▶ [Task to carry out]: Could you give the lines below as a JSON list of strings, one string per line, with any blank lines omitted?

▶ [Records for the task]:
--*--
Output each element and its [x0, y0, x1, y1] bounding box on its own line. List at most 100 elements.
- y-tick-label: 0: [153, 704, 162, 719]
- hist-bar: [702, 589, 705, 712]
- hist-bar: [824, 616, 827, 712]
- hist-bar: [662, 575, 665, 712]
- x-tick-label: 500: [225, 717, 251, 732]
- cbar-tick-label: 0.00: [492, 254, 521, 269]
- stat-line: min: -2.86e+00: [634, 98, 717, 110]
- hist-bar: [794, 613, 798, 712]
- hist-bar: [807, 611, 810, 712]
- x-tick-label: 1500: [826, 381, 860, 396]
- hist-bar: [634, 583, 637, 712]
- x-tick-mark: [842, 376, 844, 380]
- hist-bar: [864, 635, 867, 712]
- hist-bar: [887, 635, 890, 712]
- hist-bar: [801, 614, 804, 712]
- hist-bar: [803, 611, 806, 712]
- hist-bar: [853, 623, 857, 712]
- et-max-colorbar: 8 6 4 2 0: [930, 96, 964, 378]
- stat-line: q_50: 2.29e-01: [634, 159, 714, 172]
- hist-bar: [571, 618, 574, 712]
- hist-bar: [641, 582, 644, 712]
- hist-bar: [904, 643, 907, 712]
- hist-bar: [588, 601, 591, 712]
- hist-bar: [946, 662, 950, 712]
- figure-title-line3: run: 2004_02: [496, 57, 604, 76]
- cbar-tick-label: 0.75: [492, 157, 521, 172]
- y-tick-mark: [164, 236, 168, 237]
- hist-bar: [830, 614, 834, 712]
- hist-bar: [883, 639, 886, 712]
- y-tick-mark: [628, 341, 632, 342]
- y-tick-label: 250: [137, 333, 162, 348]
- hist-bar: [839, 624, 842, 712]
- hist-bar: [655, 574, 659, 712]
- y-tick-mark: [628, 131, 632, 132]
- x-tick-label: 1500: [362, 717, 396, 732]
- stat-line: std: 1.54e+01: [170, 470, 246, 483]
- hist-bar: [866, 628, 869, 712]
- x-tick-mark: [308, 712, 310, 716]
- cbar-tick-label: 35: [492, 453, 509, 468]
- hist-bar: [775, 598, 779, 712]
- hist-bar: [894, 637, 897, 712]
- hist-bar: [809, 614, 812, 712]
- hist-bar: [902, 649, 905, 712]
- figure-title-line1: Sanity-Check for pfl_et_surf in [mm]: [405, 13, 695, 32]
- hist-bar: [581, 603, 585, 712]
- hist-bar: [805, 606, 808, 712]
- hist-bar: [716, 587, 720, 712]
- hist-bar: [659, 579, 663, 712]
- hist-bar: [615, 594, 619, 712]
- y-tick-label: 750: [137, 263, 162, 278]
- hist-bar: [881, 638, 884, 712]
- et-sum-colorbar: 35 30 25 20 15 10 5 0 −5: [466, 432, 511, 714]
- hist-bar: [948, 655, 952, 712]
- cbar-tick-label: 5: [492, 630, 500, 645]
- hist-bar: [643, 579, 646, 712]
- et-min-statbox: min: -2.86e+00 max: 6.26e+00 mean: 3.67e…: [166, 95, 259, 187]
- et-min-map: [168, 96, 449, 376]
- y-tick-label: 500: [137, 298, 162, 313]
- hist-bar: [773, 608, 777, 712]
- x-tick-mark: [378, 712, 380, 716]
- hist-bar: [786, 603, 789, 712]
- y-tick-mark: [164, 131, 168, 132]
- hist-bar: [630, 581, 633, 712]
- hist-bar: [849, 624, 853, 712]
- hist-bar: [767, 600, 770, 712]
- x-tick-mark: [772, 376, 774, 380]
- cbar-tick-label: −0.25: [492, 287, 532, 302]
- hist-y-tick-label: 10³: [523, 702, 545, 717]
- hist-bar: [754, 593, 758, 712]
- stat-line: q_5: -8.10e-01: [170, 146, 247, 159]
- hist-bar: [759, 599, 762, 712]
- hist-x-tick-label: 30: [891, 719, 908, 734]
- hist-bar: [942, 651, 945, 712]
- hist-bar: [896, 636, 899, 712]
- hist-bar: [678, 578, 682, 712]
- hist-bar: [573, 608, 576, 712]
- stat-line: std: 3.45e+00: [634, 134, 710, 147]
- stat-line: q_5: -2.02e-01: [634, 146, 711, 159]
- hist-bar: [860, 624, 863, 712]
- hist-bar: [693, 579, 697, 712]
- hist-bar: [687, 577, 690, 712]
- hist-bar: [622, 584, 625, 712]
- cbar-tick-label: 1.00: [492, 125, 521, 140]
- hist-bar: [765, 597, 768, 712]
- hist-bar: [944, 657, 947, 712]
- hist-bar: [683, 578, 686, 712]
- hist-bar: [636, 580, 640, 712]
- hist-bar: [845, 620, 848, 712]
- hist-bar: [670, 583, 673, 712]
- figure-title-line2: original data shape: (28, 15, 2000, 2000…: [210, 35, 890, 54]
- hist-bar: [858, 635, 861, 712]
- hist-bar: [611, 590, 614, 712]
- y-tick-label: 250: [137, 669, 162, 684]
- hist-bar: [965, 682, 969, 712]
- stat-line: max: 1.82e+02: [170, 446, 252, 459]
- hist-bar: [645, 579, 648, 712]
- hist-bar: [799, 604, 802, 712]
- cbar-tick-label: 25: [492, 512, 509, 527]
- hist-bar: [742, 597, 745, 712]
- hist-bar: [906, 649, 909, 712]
--*--
▶ [Solved problem]:
[
  "Output each element and its [x0, y0, x1, y1] bounding box on its own line. List at most 100 elements.",
  "- y-tick-label: 0: [153, 704, 162, 719]",
  "- hist-bar: [702, 589, 705, 712]",
  "- hist-bar: [824, 616, 827, 712]",
  "- hist-bar: [662, 575, 665, 712]",
  "- x-tick-label: 500: [225, 717, 251, 732]",
  "- cbar-tick-label: 0.00: [492, 254, 521, 269]",
  "- stat-line: min: -2.86e+00: [634, 98, 717, 110]",
  "- hist-bar: [794, 613, 798, 712]",
  "- hist-bar: [807, 611, 810, 712]",
  "- x-tick-label: 1500: [826, 381, 860, 396]",
  "- hist-bar: [634, 583, 637, 712]",
  "- x-tick-mark: [842, 376, 844, 380]",
  "- hist-bar: [864, 635, 867, 712]",
  "- hist-bar: [887, 635, 890, 712]",
  "- hist-bar: [801, 614, 804, 712]",
  "- hist-bar: [803, 611, 806, 712]",
  "- hist-bar: [853, 623, 857, 712]",
  "- et-max-colorbar: 8 6 4 2 0: [930, 96, 964, 378]",
  "- stat-line: q_50: 2.29e-01: [634, 159, 714, 172]",
  "- hist-bar: [571, 618, 574, 712]",
  "- hist-bar: [641, 582, 644, 712]",
  "- hist-bar: [904, 643, 907, 712]",
  "- hist-bar: [588, 601, 591, 712]",
  "- hist-bar: [946, 662, 950, 712]",
  "- figure-title-line3: run: 2004_02: [496, 57, 604, 76]",
  "- cbar-tick-label: 0.75: [492, 157, 521, 172]",
  "- y-tick-mark: [164, 236, 168, 237]",
  "- hist-bar: [830, 614, 834, 712]",
  "- hist-bar: [883, 639, 886, 712]",
  "- y-tick-mark: [628, 341, 632, 342]",
  "- y-tick-label: 250: [137, 333, 162, 348]",
  "- hist-bar: [839, 624, 842, 712]",
  "- hist-bar: [655, 574, 659, 712]",
  "- y-tick-mark: [628, 131, 632, 132]",
  "- x-tick-label: 1500: [362, 717, 396, 732]",
  "- stat-line: std: 1.54e+01: [170, 470, 246, 483]",
  "- hist-bar: [866, 628, 869, 712]",
  "- x-tick-mark: [308, 712, 310, 716]",
  "- cbar-tick-label: 35: [492, 453, 509, 468]",
  "- hist-bar: [775, 598, 779, 712]",
  "- hist-bar: [894, 637, 897, 712]",
  "- hist-bar: [809, 614, 812, 712]",
  "- hist-bar: [902, 649, 905, 712]",
  "- figure-title-line1: Sanity-Check for pfl_et_surf in [mm]: [405, 13, 695, 32]",
  "- hist-bar: [581, 603, 585, 712]",
  "- hist-bar: [805, 606, 808, 712]",
  "- hist-bar: [716, 587, 720, 712]",
  "- hist-bar: [659, 579, 663, 712]",
  "- hist-bar: [615, 594, 619, 712]",
  "- y-tick-label: 750: [137, 263, 162, 278]",
  "- hist-bar: [881, 638, 884, 712]",
  "- et-sum-colorbar: 35 30 25 20 15 10 5 0 −5: [466, 432, 511, 714]",
  "- hist-bar: [948, 655, 952, 712]",
  "- cbar-tick-label: 5: [492, 630, 500, 645]",
  "- hist-bar: [643, 579, 646, 712]",
  "- et-min-statbox: min: -2.86e+00 max: 6.26e+00 mean: 3.67e…: [166, 95, 259, 187]",
  "- et-min-map: [168, 96, 449, 376]",
  "- y-tick-label: 500: [137, 298, 162, 313]",
  "- hist-bar: [773, 608, 777, 712]",
  "- x-tick-mark: [378, 712, 380, 716]",
  "- hist-bar: [786, 603, 789, 712]",
  "- y-tick-mark: [164, 131, 168, 132]",
  "- hist-bar: [630, 581, 633, 712]",
  "- hist-bar: [849, 624, 853, 712]",
  "- hist-bar: [767, 600, 770, 712]",
  "- x-tick-mark: [772, 376, 774, 380]",
  "- cbar-tick-label: −0.25: [492, 287, 532, 302]",
  "- hist-y-tick-label: 10³: [523, 702, 545, 717]",
  "- hist-bar: [754, 593, 758, 712]",
  "- stat-line: q_5: -8.10e-01: [170, 146, 247, 159]",
  "- hist-bar: [759, 599, 762, 712]",
  "- hist-x-tick-label: 30: [891, 719, 908, 734]",
  "- hist-bar: [942, 651, 945, 712]",
  "- hist-bar: [896, 636, 899, 712]",
  "- hist-bar: [678, 578, 682, 712]",
  "- hist-bar: [573, 608, 576, 712]",
  "- stat-line: std: 3.45e+00: [634, 134, 710, 147]",
  "- stat-line: q_5: -2.02e-01: [634, 146, 711, 159]",
  "- hist-bar: [860, 624, 863, 712]",
  "- hist-bar: [693, 579, 697, 712]",
  "- hist-bar: [687, 577, 690, 712]",
  "- hist-bar: [622, 584, 625, 712]",
  "- cbar-tick-label: 1.00: [492, 125, 521, 140]",
  "- hist-bar: [765, 597, 768, 712]",
  "- hist-bar: [944, 657, 947, 712]",
  "- hist-bar: [683, 578, 686, 712]",
  "- hist-bar: [636, 580, 640, 712]",
  "- hist-bar: [845, 620, 848, 712]",
  "- hist-bar: [670, 583, 673, 712]",
  "- figure-title-line2: original data shape: (28, 15, 2000, 2000…: [210, 35, 890, 54]",
  "- hist-bar: [858, 635, 861, 712]",
  "- hist-bar: [611, 590, 614, 712]",
  "- y-tick-label: 250: [137, 669, 162, 684]",
  "- hist-bar: [965, 682, 969, 712]",
  "- stat-line: max: 1.82e+02: [170, 446, 252, 459]",
  "- hist-bar: [645, 579, 648, 712]",
  "- hist-bar: [799, 604, 802, 712]",
  "- cbar-tick-label: 25: [492, 512, 509, 527]",
  "- hist-bar: [742, 597, 745, 712]",
  "- hist-bar: [906, 649, 909, 712]"
]